# DIRECTIONS:
Go through the listing and set it down exactly, leaving out its pictures.

# SUPPLIED ENTRIES:

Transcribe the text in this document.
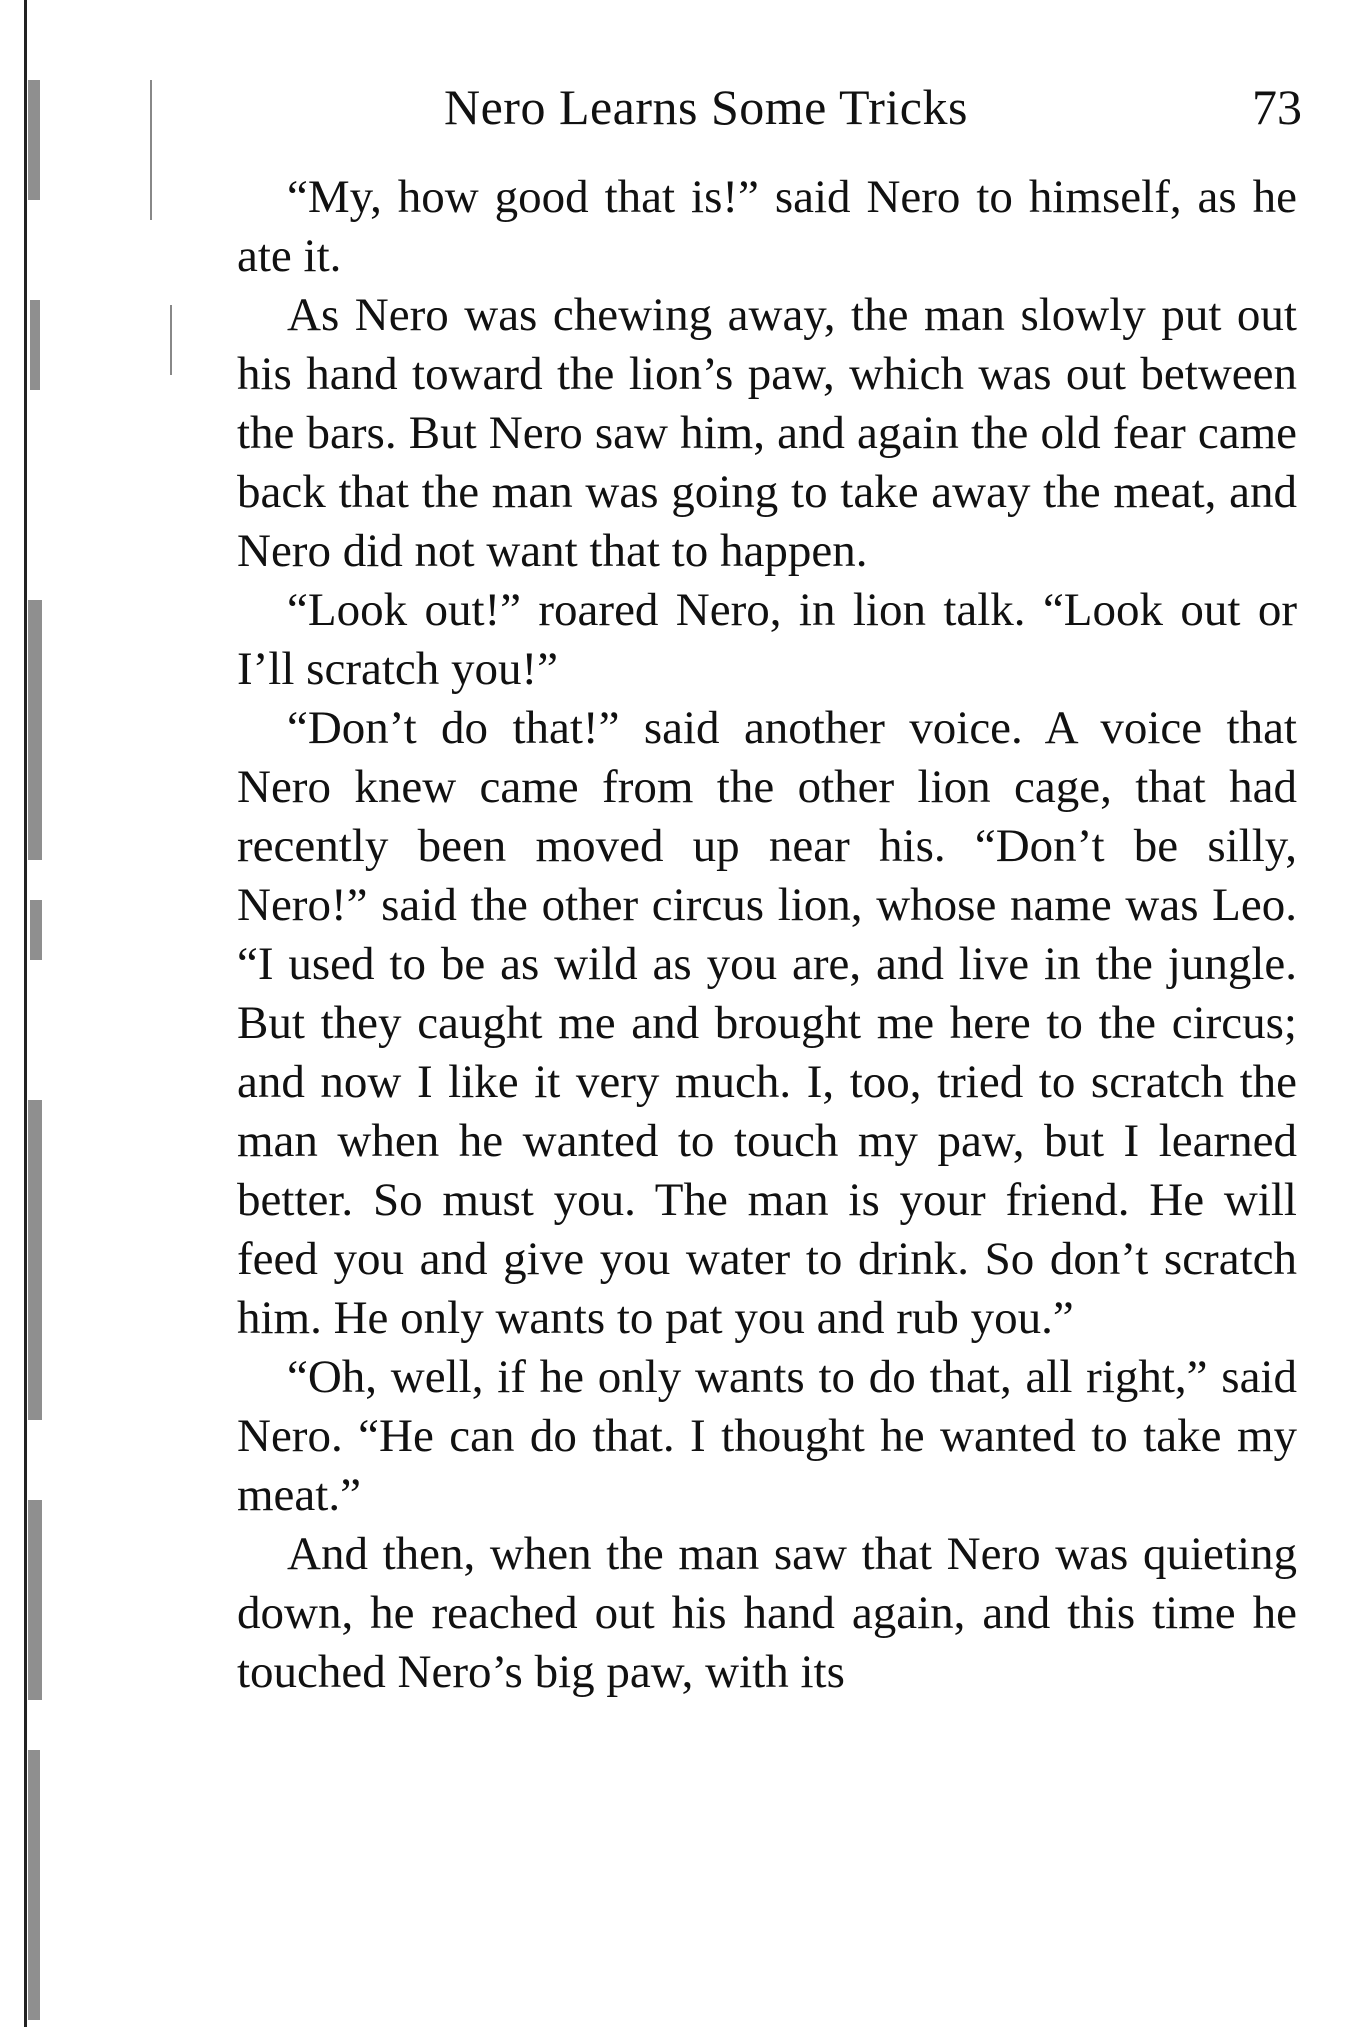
Nero Learns Some Tricks	73

“My, how good that is!” said Nero to himself, as he ate it.

As Nero was chewing away, the man slowly put out his hand toward the lion’s paw, which was out between the bars. But Nero saw him, and again the old fear came back that the man was going to take away the meat, and Nero did not want that to happen.

“Look out!” roared Nero, in lion talk. “Look out or I’ll scratch you!”

“Don’t do that!” said another voice. A voice that Nero knew came from the other lion cage, that had recently been moved up near his. “Don’t be silly, Nero!” said the other circus lion, whose name was Leo. “I used to be as wild as you are, and live in the jungle. But they caught me and brought me here to the circus; and now I like it very much. I, too, tried to scratch the man when he wanted to touch my paw, but I learned better. So must you. The man is your friend. He will feed you and give you water to drink. So don’t scratch him. He only wants to pat you and rub you.”

“Oh, well, if he only wants to do that, all right,” said Nero. “He can do that. I thought he wanted to take my meat.”

And then, when the man saw that Nero was quieting down, he reached out his hand again, and this time he touched Nero’s big paw, with its
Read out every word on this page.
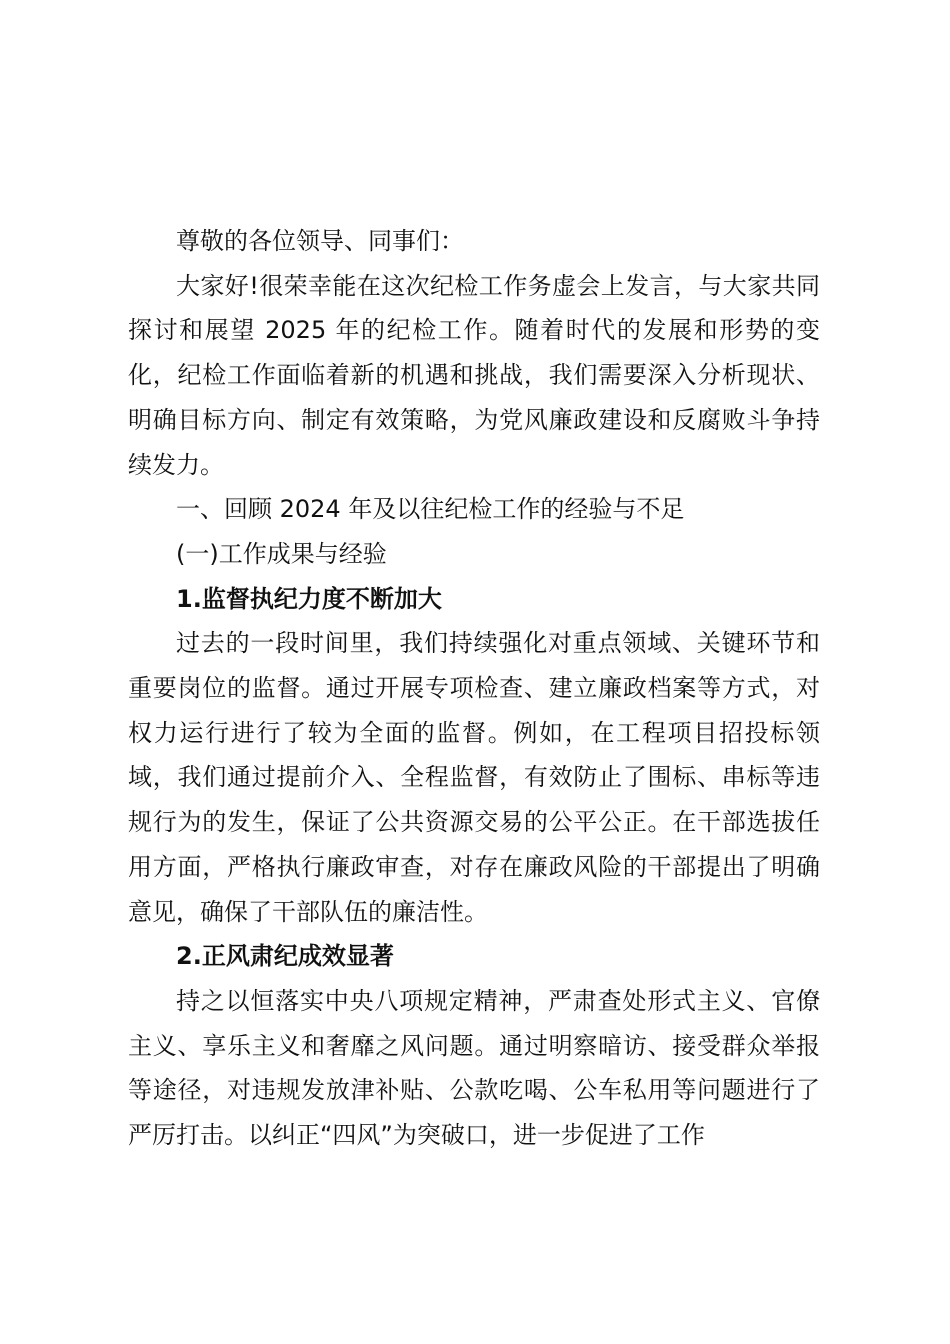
尊敬的各位领导、同事们：

大家好!很荣幸能在这次纪检工作务虚会上发言，与大家共同探讨和展望 2025 年的纪检工作。随着时代的发展和形势的变化，纪检工作面临着新的机遇和挑战，我们需要深入分析现状、明确目标方向、制定有效策略，为党风廉政建设和反腐败斗争持续发力。

一、回顾 2024 年及以往纪检工作的经验与不足

(一)工作成果与经验

1.监督执纪力度不断加大

过去的一段时间里，我们持续强化对重点领域、关键环节和重要岗位的监督。通过开展专项检查、建立廉政档案等方式，对权力运行进行了较为全面的监督。例如，在工程项目招投标领域，我们通过提前介入、全程监督，有效防止了围标、串标等违规行为的发生，保证了公共资源交易的公平公正。在干部选拔任用方面，严格执行廉政审查，对存在廉政风险的干部提出了明确意见，确保了干部队伍的廉洁性。

2.正风肃纪成效显著

持之以恒落实中央八项规定精神，严肃查处形式主义、官僚主义、享乐主义和奢靡之风问题。通过明察暗访、接受群众举报等途径，对违规发放津补贴、公款吃喝、公车私用等问题进行了严厉打击。以纠正“四风”为突破口，进一步促进了工作
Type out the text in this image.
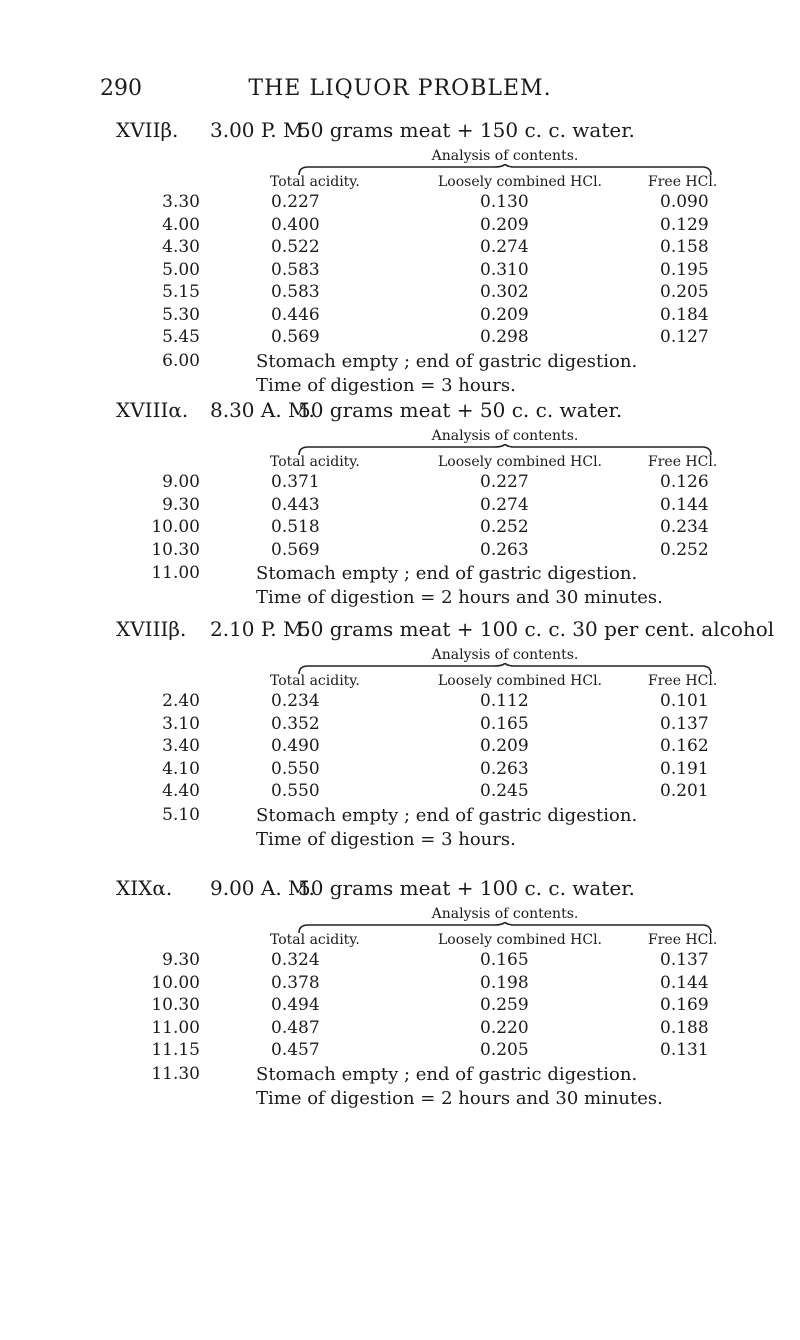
290	THE LIQUOR PROBLEM.
XVIIβ. 3.00 P. M.
50 grams meat + 150 c. c. water.
Analysis of contents.
Total acidity.	Loosely combined HCl.	Free HCl.
3.30	0.227	0.130	0.090
4.00	0.400	0.209	0.129
4.30	0.522	0.274	0.158
5.00	0.583	0.310	0.195
5.15	0.583	0.302	0.205
5.30	0.446	0.209	0.184
5.45	0.569	0.298	0.127
6.00	Stomach empty ; end of gastric digestion.
Time of digestion = 3 hours.
XVIIIα. 8.30 A. M.
50 grams meat + 50 c. c. water.
Analysis of contents.
Total acidity.	Loosely combined HCl.	Free HCl.
9.00	0.371	0.227	0.126
9.30	0.443	0.274	0.144
10.00	0.518	0.252	0.234
10.30	0.569	0.263	0.252
11.00	Stomach empty ; end of gastric digestion.
Time of digestion = 2 hours and 30 minutes.
XVIIIβ. 2.10 P. M.
50 grams meat + 100 c. c. 30 per cent. alcohol
Analysis of contents.
Total acidity.	Loosely combined HCl.	Free HCl.
2.40	0.234	0.112	0.101
3.10	0.352	0.165	0.137
3.40	0.490	0.209	0.162
4.10	0.550	0.263	0.191
4.40	0.550	0.245	0.201
5.10	Stomach empty ; end of gastric digestion.
Time of digestion = 3 hours.
XIXα. 9.00 A. M.
50 grams meat + 100 c. c. water.
Analysis of contents.
Total acidity.	Loosely combined HCl.	Free HCl.
9.30	0.324	0.165	0.137
10.00	0.378	0.198	0.144
10.30	0.494	0.259	0.169
11.00	0.487	0.220	0.188
11.15	0.457	0.205	0.131
11.30	Stomach empty ; end of gastric digestion.
Time of digestion = 2 hours and 30 minutes.
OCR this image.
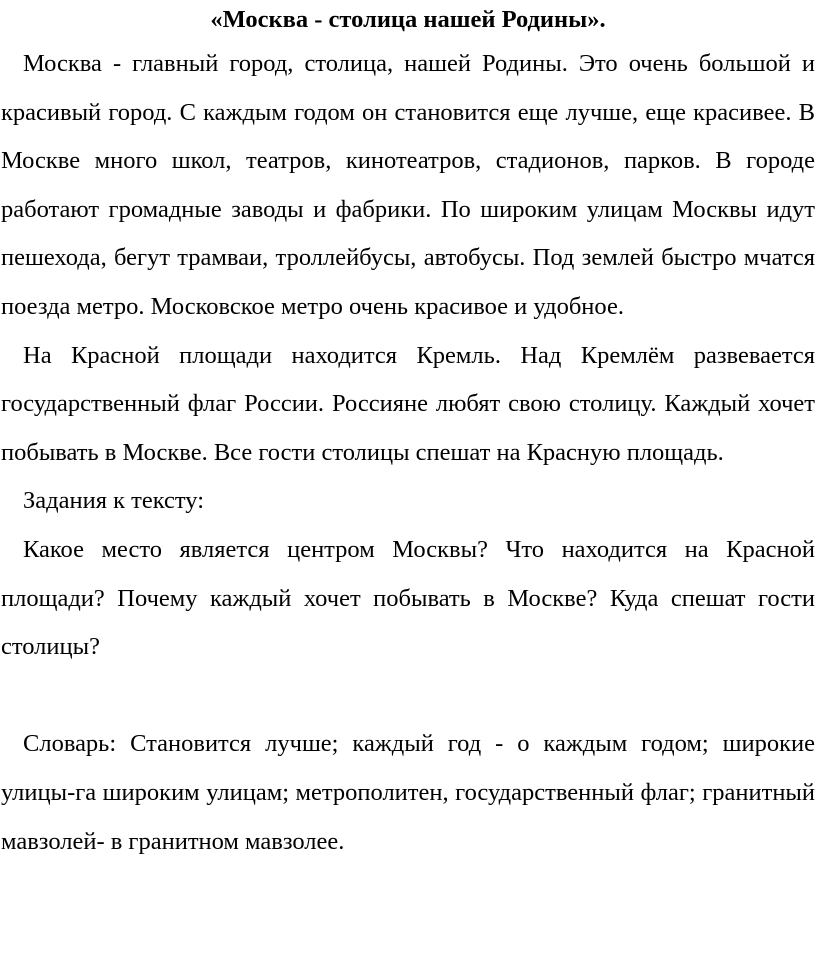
«Москва - столица нашей Родины».

Москва - главный город, столица, нашей Родины. Это очень большой и красивый город. С каждым годом он становится еще лучше, еще красивее. В Москве много школ, театров, кинотеатров, стадионов, парков. В городе работают громадные заводы и фабрики. По широким улицам Москвы идут пешехода, бегут трамваи, троллейбусы, автобусы. Под землей быстро мчатся поезда метро. Московское метро очень красивое и удобное.

На Красной площади находится Кремль. Над Кремлём развевается государственный флаг России. Россияне любят свою столицу. Каждый хочет побывать в Москве. Все гости столицы спешат на Красную площадь.

Задания к тексту:

Какое место является центром Москвы? Что находится на Красной площади? Почему каждый хочет побывать в Москве? Куда спешат гости столицы?

Словарь: Становится лучше; каждый год - о каждым годом; широкие улицы-га широким улицам; метрополитен, государственный флаг; гранитный мавзолей- в гранитном мавзолее.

# THE RESPONSE:
Transcribe the text in this document.
Nero Learns Some Tricks	73

“My, how good that is!” said Nero to himself, as he ate it.

As Nero was chewing away, the man slowly put out his hand toward the lion’s paw, which was out between the bars. But Nero saw him, and again the old fear came back that the man was going to take away the meat, and Nero did not want that to happen.

“Look out!” roared Nero, in lion talk. “Look out or I’ll scratch you!”

“Don’t do that!” said another voice. A voice that Nero knew came from the other lion cage, that had recently been moved up near his. “Don’t be silly, Nero!” said the other circus lion, whose name was Leo. “I used to be as wild as you are, and live in the jungle. But they caught me and brought me here to the circus; and now I like it very much. I, too, tried to scratch the man when he wanted to touch my paw, but I learned better. So must you. The man is your friend. He will feed you and give you water to drink. So don’t scratch him. He only wants to pat you and rub you.”

“Oh, well, if he only wants to do that, all right,” said Nero. “He can do that. I thought he wanted to take my meat.”

And then, when the man saw that Nero was quieting down, he reached out his hand again, and this time he touched Nero’s big paw, with its
Read out every word on this page.
尊敬的各位领导、同事们：

大家好!很荣幸能在这次纪检工作务虚会上发言，与大家共同探讨和展望 2025 年的纪检工作。随着时代的发展和形势的变化，纪检工作面临着新的机遇和挑战，我们需要深入分析现状、明确目标方向、制定有效策略，为党风廉政建设和反腐败斗争持续发力。

一、回顾 2024 年及以往纪检工作的经验与不足

(一)工作成果与经验

1.监督执纪力度不断加大

过去的一段时间里，我们持续强化对重点领域、关键环节和重要岗位的监督。通过开展专项检查、建立廉政档案等方式，对权力运行进行了较为全面的监督。例如，在工程项目招投标领域，我们通过提前介入、全程监督，有效防止了围标、串标等违规行为的发生，保证了公共资源交易的公平公正。在干部选拔任用方面，严格执行廉政审查，对存在廉政风险的干部提出了明确意见，确保了干部队伍的廉洁性。

2.正风肃纪成效显著

持之以恒落实中央八项规定精神，严肃查处形式主义、官僚主义、享乐主义和奢靡之风问题。通过明察暗访、接受群众举报等途径，对违规发放津补贴、公款吃喝、公车私用等问题进行了严厉打击。以纠正“四风”为突破口，进一步促进了工作
Type out the text in this image.
290	THE LIQUOR PROBLEM.
XVIIβ. 3.00 P. M.
50 grams meat + 150 c. c. water.
Analysis of contents.
Total acidity.	Loosely combined HCl.	Free HCl.
3.30	0.227	0.130	0.090
4.00	0.400	0.209	0.129
4.30	0.522	0.274	0.158
5.00	0.583	0.310	0.195
5.15	0.583	0.302	0.205
5.30	0.446	0.209	0.184
5.45	0.569	0.298	0.127
6.00	Stomach empty ; end of gastric digestion.
Time of digestion = 3 hours.
XVIIIα. 8.30 A. M.
50 grams meat + 50 c. c. water.
Analysis of contents.
Total acidity.	Loosely combined HCl.	Free HCl.
9.00	0.371	0.227	0.126
9.30	0.443	0.274	0.144
10.00	0.518	0.252	0.234
10.30	0.569	0.263	0.252
11.00	Stomach empty ; end of gastric digestion.
Time of digestion = 2 hours and 30 minutes.
XVIIIβ. 2.10 P. M.
50 grams meat + 100 c. c. 30 per cent. alcohol
Analysis of contents.
Total acidity.	Loosely combined HCl.	Free HCl.
2.40	0.234	0.112	0.101
3.10	0.352	0.165	0.137
3.40	0.490	0.209	0.162
4.10	0.550	0.263	0.191
4.40	0.550	0.245	0.201
5.10	Stomach empty ; end of gastric digestion.
Time of digestion = 3 hours.
XIXα. 9.00 A. M.
50 grams meat + 100 c. c. water.
Analysis of contents.
Total acidity.	Loosely combined HCl.	Free HCl.
9.30	0.324	0.165	0.137
10.00	0.378	0.198	0.144
10.30	0.494	0.259	0.169
11.00	0.487	0.220	0.188
11.15	0.457	0.205	0.131
11.30	Stomach empty ; end of gastric digestion.
Time of digestion = 2 hours and 30 minutes.
OCR this image.
«Москва - столица нашей Родины».

Москва - главный город, столица, нашей Родины. Это очень большой и красивый город. С каждым годом он становится еще лучше, еще красивее. В Москве много школ, театров, кинотеатров, стадионов, парков. В городе работают громадные заводы и фабрики. По широким улицам Москвы идут пешехода, бегут трамваи, троллейбусы, автобусы. Под землей быстро мчатся поезда метро. Московское метро очень красивое и удобное.

На Красной площади находится Кремль. Над Кремлём развевается государственный флаг России. Россияне любят свою столицу. Каждый хочет побывать в Москве. Все гости столицы спешат на Красную площадь.

Задания к тексту:

Какое место является центром Москвы? Что находится на Красной площади? Почему каждый хочет побывать в Москве? Куда спешат гости столицы?

Словарь: Становится лучше; каждый год - о каждым годом; широкие улицы-га широким улицам; метрополитен, государственный флаг; гранитный мавзолей- в гранитном мавзолее.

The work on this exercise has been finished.